#### [Records for the task]
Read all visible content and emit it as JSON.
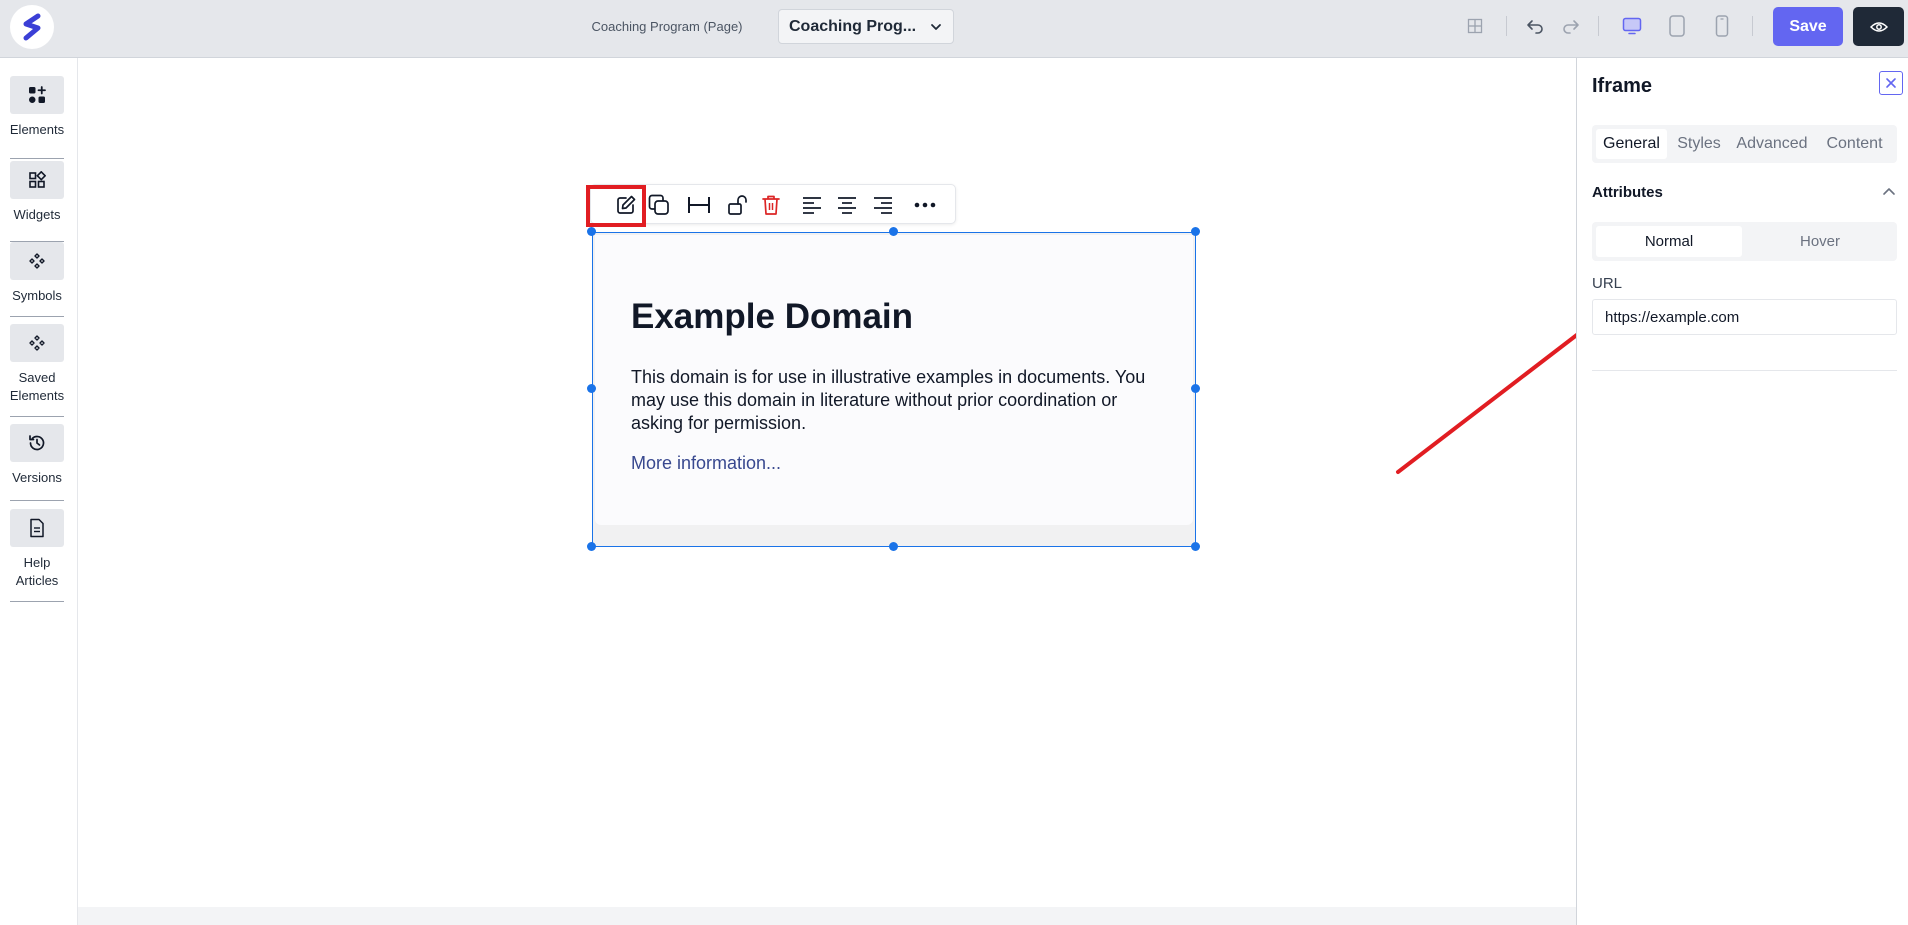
{
  "topbar": {
    "page_label": "Coaching Program (Page)",
    "page_select_value": "Coaching Prog...",
    "save_label": "Save",
    "icons": [
      "grid-icon",
      "undo-icon",
      "redo-icon",
      "desktop-icon",
      "tablet-icon",
      "mobile-icon",
      "eye-icon"
    ]
  },
  "sidebar": {
    "items": [
      {
        "label": "Elements",
        "icon": "elements-icon"
      },
      {
        "label": "Widgets",
        "icon": "widgets-icon"
      },
      {
        "label": "Symbols",
        "icon": "symbols-icon"
      },
      {
        "label": "Saved Elements",
        "icon": "saved-elements-icon"
      },
      {
        "label": "Versions",
        "icon": "history-icon"
      },
      {
        "label": "Help Articles",
        "icon": "document-icon"
      }
    ]
  },
  "toolbar": {
    "buttons": [
      "edit-icon",
      "duplicate-icon",
      "full-width-icon",
      "unlock-icon",
      "delete-icon",
      "align-left-icon",
      "align-center-icon",
      "align-right-icon",
      "more-icon"
    ]
  },
  "iframe": {
    "title": "Example Domain",
    "body": "This domain is for use in illustrative examples in documents. You may use this domain in literature without prior coordination or asking for permission.",
    "link": "More information..."
  },
  "panel": {
    "title": "Iframe",
    "tabs": [
      "General",
      "Styles",
      "Advanced",
      "Content"
    ],
    "active_tab": "General",
    "section_title": "Attributes",
    "state_tabs": [
      "Normal",
      "Hover"
    ],
    "url_label": "URL",
    "url_value": "https://example.com"
  },
  "colors": {
    "accent": "#6366f1",
    "selection": "#1a73e8",
    "highlight": "#e11d22",
    "delete": "#dc2626"
  }
}
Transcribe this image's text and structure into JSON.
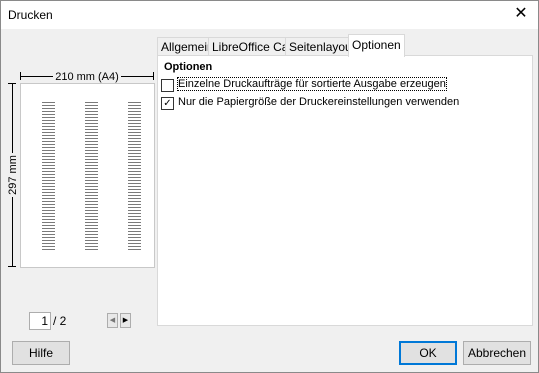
{
  "dialog": {
    "title": "Drucken"
  },
  "preview": {
    "width_label": "210 mm (A4)",
    "height_label": "297 mm",
    "current_page": "1",
    "total_pages": "/ 2",
    "prev_icon": "triangle-left-icon",
    "next_icon": "triangle-right-icon"
  },
  "tabs": [
    "Allgemein",
    "LibreOffice Calc",
    "Seitenlayout",
    "Optionen"
  ],
  "active_tab": "Optionen",
  "options": {
    "section_title": "Optionen",
    "items": [
      {
        "label": "Einzelne Druckaufträge für sortierte Ausgabe erzeugen",
        "checked": false
      },
      {
        "label": "Nur die Papiergröße der Druckereinstellungen verwenden",
        "checked": true
      }
    ]
  },
  "buttons": {
    "help": "Hilfe",
    "ok": "OK",
    "cancel": "Abbrechen"
  },
  "icons": {
    "close": "close-icon",
    "checkmark": "checkmark-icon"
  }
}
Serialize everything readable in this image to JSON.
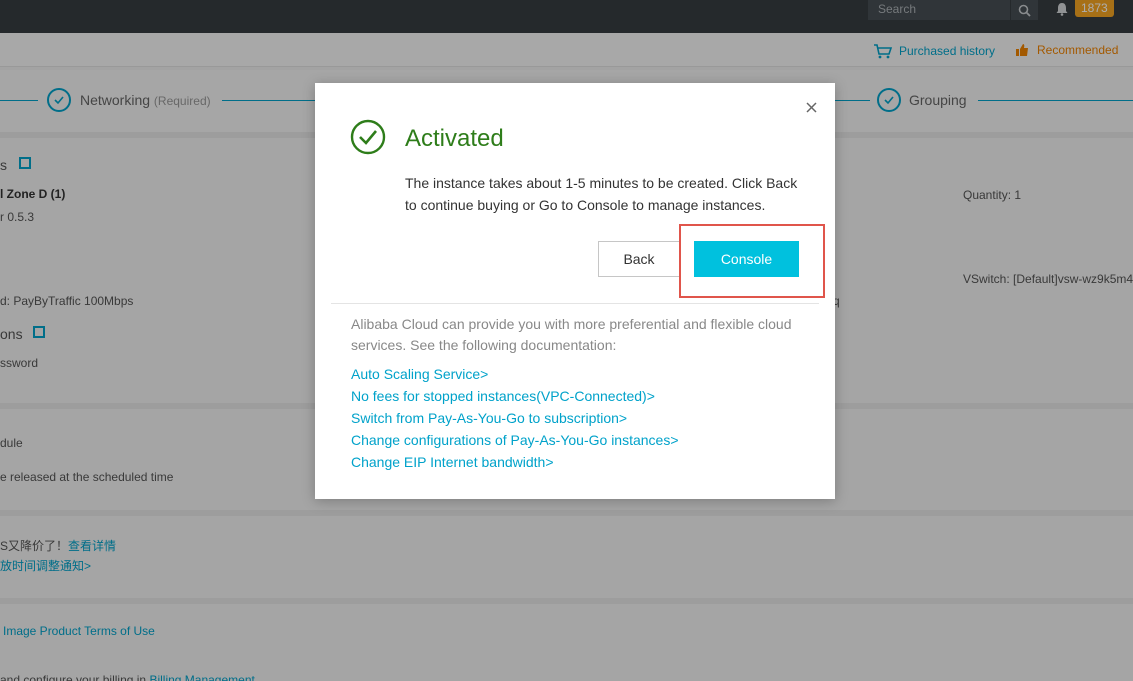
{
  "topbar": {
    "search_placeholder": "Search",
    "notification_count": "1873"
  },
  "subbar": {
    "purchased_history": "Purchased history",
    "recommended": "Recommended"
  },
  "steps": {
    "networking": "Networking",
    "networking_required": "(Required)",
    "grouping": "Grouping"
  },
  "background": {
    "row1_fragment": "s",
    "zone": "l Zone D (1)",
    "version": "r 0.5.3",
    "bandwidth": "d:  PayByTraffic 100Mbps",
    "section2": "ons",
    "password": "ssword",
    "quantity": "Quantity:  1",
    "vswitch": "VSwitch:  [Default]vsw-wz9k5m4",
    "q_fragment": "q",
    "schedule": "dule",
    "released": "e released at the scheduled time",
    "promo1_text": "S又降价了！",
    "promo1_link": "查看详情",
    "promo2_link": "放时间调整通知>",
    "terms_link": "Image Product Terms of Use",
    "billing_text": "and configure your billing in",
    "billing_link": "Billing Management"
  },
  "modal": {
    "title": "Activated",
    "message": "The instance takes about 1-5 minutes to be created. Click Back to continue buying or Go to Console to manage instances.",
    "back_label": "Back",
    "console_label": "Console",
    "info_text": "Alibaba Cloud can provide you with more preferential and flexible cloud services. See the following documentation:",
    "links": [
      "Auto Scaling Service>",
      "No fees for stopped instances(VPC-Connected)>",
      "Switch from Pay-As-You-Go to subscription>",
      "Change configurations of Pay-As-You-Go instances>",
      "Change EIP Internet bandwidth>"
    ]
  },
  "colors": {
    "accent": "#00a2ca",
    "console_button": "#00c1de",
    "activated_green": "#2e7d1a",
    "highlight": "#e0554b"
  }
}
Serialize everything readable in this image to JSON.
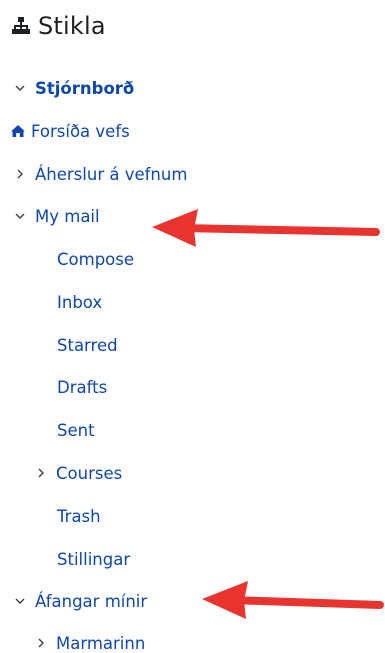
{
  "header": {
    "title": "Stikla",
    "icon": "sitemap-icon"
  },
  "nav": {
    "dashboard": "Stjórnborð",
    "site_home": "Forsíða vefs",
    "site_highlights": "Áherslur á vefnum",
    "my_mail": "My mail",
    "mail_items": {
      "compose": "Compose",
      "inbox": "Inbox",
      "starred": "Starred",
      "drafts": "Drafts",
      "sent": "Sent",
      "courses": "Courses",
      "trash": "Trash",
      "settings": "Stillingar"
    },
    "my_courses": "Áfangar mínir",
    "course_items": {
      "marmarinn": "Marmarinn"
    }
  },
  "colors": {
    "link": "#0f47ad",
    "text": "#1d2125",
    "chevron": "#3a3f44",
    "arrow": "#e8332f"
  }
}
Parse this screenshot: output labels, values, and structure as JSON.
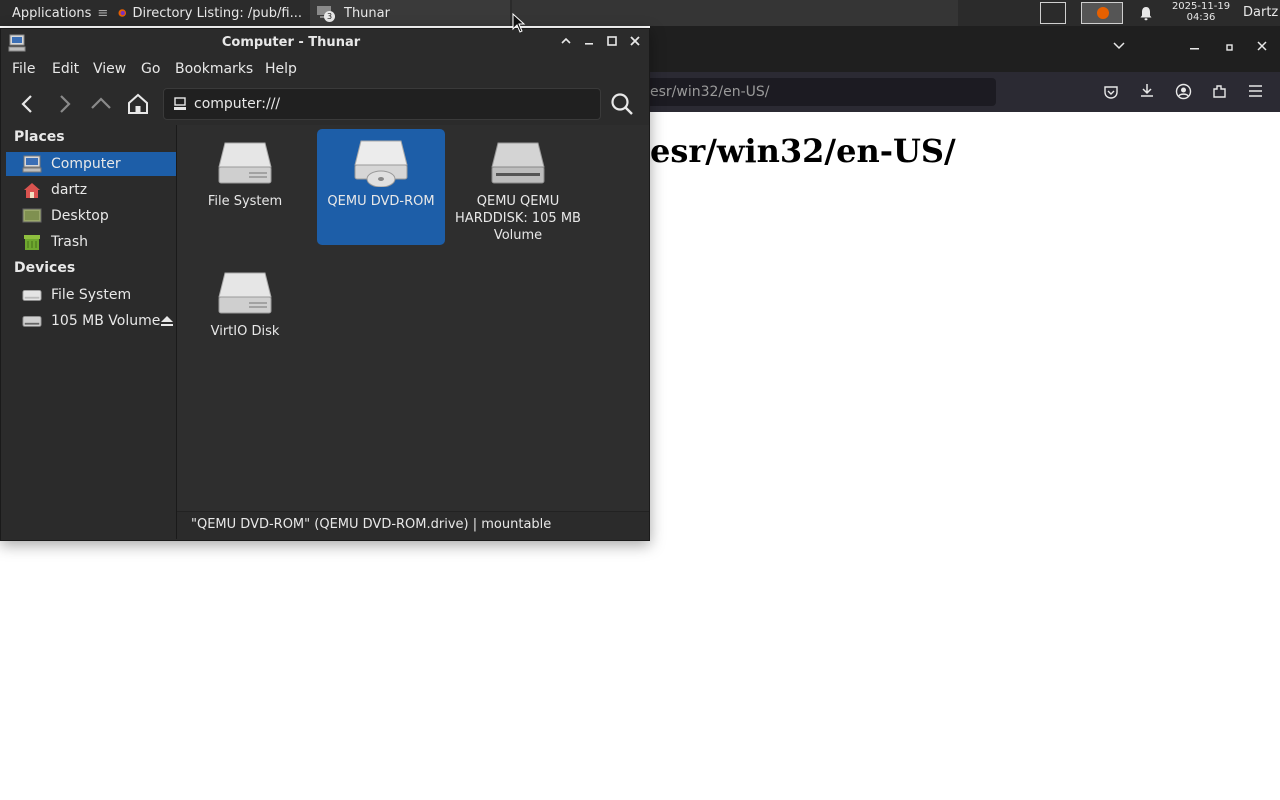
{
  "panel": {
    "applications_label": "Applications",
    "tasks": [
      {
        "label": "Directory Listing: /pub/fi..."
      },
      {
        "label": "Thunar"
      }
    ],
    "thunar_badge": "3",
    "clock_date": "2025-11-19",
    "clock_time": "04:36",
    "user": "Dartz"
  },
  "firefox": {
    "url_text": "esr/win32/en-US/",
    "heading": "esr/win32/en-US/"
  },
  "thunar": {
    "title": "Computer - Thunar",
    "menu": [
      "File",
      "Edit",
      "View",
      "Go",
      "Bookmarks",
      "Help"
    ],
    "location": "computer:///",
    "sidebar": {
      "places_header": "Places",
      "places": [
        {
          "label": "Computer",
          "icon": "computer-icon",
          "selected": true
        },
        {
          "label": "dartz",
          "icon": "home-icon"
        },
        {
          "label": "Desktop",
          "icon": "desktop-icon"
        },
        {
          "label": "Trash",
          "icon": "trash-icon"
        }
      ],
      "devices_header": "Devices",
      "devices": [
        {
          "label": "File System",
          "icon": "drive-icon"
        },
        {
          "label": "105 MB Volume",
          "icon": "drive-icon",
          "eject": true
        }
      ]
    },
    "items": [
      {
        "label": "File System",
        "icon": "harddisk-icon"
      },
      {
        "label": "QEMU DVD-ROM",
        "icon": "optical-drive-icon",
        "selected": true
      },
      {
        "label": "QEMU QEMU HARDDISK: 105 MB Volume",
        "icon": "harddisk-dark-icon"
      },
      {
        "label": "VirtIO Disk",
        "icon": "harddisk-icon"
      }
    ],
    "status": "\"QEMU DVD-ROM\" (QEMU DVD-ROM.drive)  |  mountable"
  },
  "colors": {
    "selection": "#1d5ea8",
    "window_bg": "#2b2b2b",
    "panel_bg": "#2b2b2b"
  }
}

#### [Exercise aim]
Set every line down exactly as written, leaving each picture out.

#### [Reply to the exercise]
Read all visible content and emit it as JSON.
{
  "topbar": {
    "page_label": "Coaching Program (Page)",
    "page_select_value": "Coaching Prog...",
    "save_label": "Save",
    "icons": [
      "grid-icon",
      "undo-icon",
      "redo-icon",
      "desktop-icon",
      "tablet-icon",
      "mobile-icon",
      "eye-icon"
    ]
  },
  "sidebar": {
    "items": [
      {
        "label": "Elements",
        "icon": "elements-icon"
      },
      {
        "label": "Widgets",
        "icon": "widgets-icon"
      },
      {
        "label": "Symbols",
        "icon": "symbols-icon"
      },
      {
        "label": "Saved Elements",
        "icon": "saved-elements-icon"
      },
      {
        "label": "Versions",
        "icon": "history-icon"
      },
      {
        "label": "Help Articles",
        "icon": "document-icon"
      }
    ]
  },
  "toolbar": {
    "buttons": [
      "edit-icon",
      "duplicate-icon",
      "full-width-icon",
      "unlock-icon",
      "delete-icon",
      "align-left-icon",
      "align-center-icon",
      "align-right-icon",
      "more-icon"
    ]
  },
  "iframe": {
    "title": "Example Domain",
    "body": "This domain is for use in illustrative examples in documents. You may use this domain in literature without prior coordination or asking for permission.",
    "link": "More information..."
  },
  "panel": {
    "title": "Iframe",
    "tabs": [
      "General",
      "Styles",
      "Advanced",
      "Content"
    ],
    "active_tab": "General",
    "section_title": "Attributes",
    "state_tabs": [
      "Normal",
      "Hover"
    ],
    "url_label": "URL",
    "url_value": "https://example.com"
  },
  "colors": {
    "accent": "#6366f1",
    "selection": "#1a73e8",
    "highlight": "#e11d22",
    "delete": "#dc2626"
  }
}
Transcribe this image's text and structure into JSON.
{
  "dialog": {
    "title": "Drucken"
  },
  "preview": {
    "width_label": "210 mm (A4)",
    "height_label": "297 mm",
    "current_page": "1",
    "total_pages": "/ 2",
    "prev_icon": "triangle-left-icon",
    "next_icon": "triangle-right-icon"
  },
  "tabs": [
    "Allgemein",
    "LibreOffice Calc",
    "Seitenlayout",
    "Optionen"
  ],
  "active_tab": "Optionen",
  "options": {
    "section_title": "Optionen",
    "items": [
      {
        "label": "Einzelne Druckaufträge für sortierte Ausgabe erzeugen",
        "checked": false
      },
      {
        "label": "Nur die Papiergröße der Druckereinstellungen verwenden",
        "checked": true
      }
    ]
  },
  "buttons": {
    "help": "Hilfe",
    "ok": "OK",
    "cancel": "Abbrechen"
  },
  "icons": {
    "close": "close-icon",
    "checkmark": "checkmark-icon"
  }
}
Serialize everything readable in this image to JSON.
{
  "topbar": {
    "search_placeholder": "Search",
    "notification_count": "1873"
  },
  "subbar": {
    "purchased_history": "Purchased history",
    "recommended": "Recommended"
  },
  "steps": {
    "networking": "Networking",
    "networking_required": "(Required)",
    "grouping": "Grouping"
  },
  "background": {
    "row1_fragment": "s",
    "zone": "l Zone D (1)",
    "version": "r 0.5.3",
    "bandwidth": "d:  PayByTraffic 100Mbps",
    "section2": "ons",
    "password": "ssword",
    "quantity": "Quantity:  1",
    "vswitch": "VSwitch:  [Default]vsw-wz9k5m4",
    "q_fragment": "q",
    "schedule": "dule",
    "released": "e released at the scheduled time",
    "promo1_text": "S又降价了！",
    "promo1_link": "查看详情",
    "promo2_link": "放时间调整通知>",
    "terms_link": "Image Product Terms of Use",
    "billing_text": "and configure your billing in",
    "billing_link": "Billing Management"
  },
  "modal": {
    "title": "Activated",
    "message": "The instance takes about 1-5 minutes to be created. Click Back to continue buying or Go to Console to manage instances.",
    "back_label": "Back",
    "console_label": "Console",
    "info_text": "Alibaba Cloud can provide you with more preferential and flexible cloud services. See the following documentation:",
    "links": [
      "Auto Scaling Service>",
      "No fees for stopped instances(VPC-Connected)>",
      "Switch from Pay-As-You-Go to subscription>",
      "Change configurations of Pay-As-You-Go instances>",
      "Change EIP Internet bandwidth>"
    ]
  },
  "colors": {
    "accent": "#00a2ca",
    "console_button": "#00c1de",
    "activated_green": "#2e7d1a",
    "highlight": "#e0554b"
  }
}
Serialize everything readable in this image to JSON.
{
  "header": {
    "title": "Stikla",
    "icon": "sitemap-icon"
  },
  "nav": {
    "dashboard": "Stjórnborð",
    "site_home": "Forsíða vefs",
    "site_highlights": "Áherslur á vefnum",
    "my_mail": "My mail",
    "mail_items": {
      "compose": "Compose",
      "inbox": "Inbox",
      "starred": "Starred",
      "drafts": "Drafts",
      "sent": "Sent",
      "courses": "Courses",
      "trash": "Trash",
      "settings": "Stillingar"
    },
    "my_courses": "Áfangar mínir",
    "course_items": {
      "marmarinn": "Marmarinn"
    }
  },
  "colors": {
    "link": "#0f47ad",
    "text": "#1d2125",
    "chevron": "#3a3f44",
    "arrow": "#e8332f"
  }
}
Parse this screenshot: output labels, values, and structure as JSON.
{
  "panel": {
    "applications_label": "Applications",
    "tasks": [
      {
        "label": "Directory Listing: /pub/fi..."
      },
      {
        "label": "Thunar"
      }
    ],
    "thunar_badge": "3",
    "clock_date": "2025-11-19",
    "clock_time": "04:36",
    "user": "Dartz"
  },
  "firefox": {
    "url_text": "esr/win32/en-US/",
    "heading": "esr/win32/en-US/"
  },
  "thunar": {
    "title": "Computer - Thunar",
    "menu": [
      "File",
      "Edit",
      "View",
      "Go",
      "Bookmarks",
      "Help"
    ],
    "location": "computer:///",
    "sidebar": {
      "places_header": "Places",
      "places": [
        {
          "label": "Computer",
          "icon": "computer-icon",
          "selected": true
        },
        {
          "label": "dartz",
          "icon": "home-icon"
        },
        {
          "label": "Desktop",
          "icon": "desktop-icon"
        },
        {
          "label": "Trash",
          "icon": "trash-icon"
        }
      ],
      "devices_header": "Devices",
      "devices": [
        {
          "label": "File System",
          "icon": "drive-icon"
        },
        {
          "label": "105 MB Volume",
          "icon": "drive-icon",
          "eject": true
        }
      ]
    },
    "items": [
      {
        "label": "File System",
        "icon": "harddisk-icon"
      },
      {
        "label": "QEMU DVD-ROM",
        "icon": "optical-drive-icon",
        "selected": true
      },
      {
        "label": "QEMU QEMU HARDDISK: 105 MB Volume",
        "icon": "harddisk-dark-icon"
      },
      {
        "label": "VirtIO Disk",
        "icon": "harddisk-icon"
      }
    ],
    "status": "\"QEMU DVD-ROM\" (QEMU DVD-ROM.drive)  |  mountable"
  },
  "colors": {
    "selection": "#1d5ea8",
    "window_bg": "#2b2b2b",
    "panel_bg": "#2b2b2b"
  }
}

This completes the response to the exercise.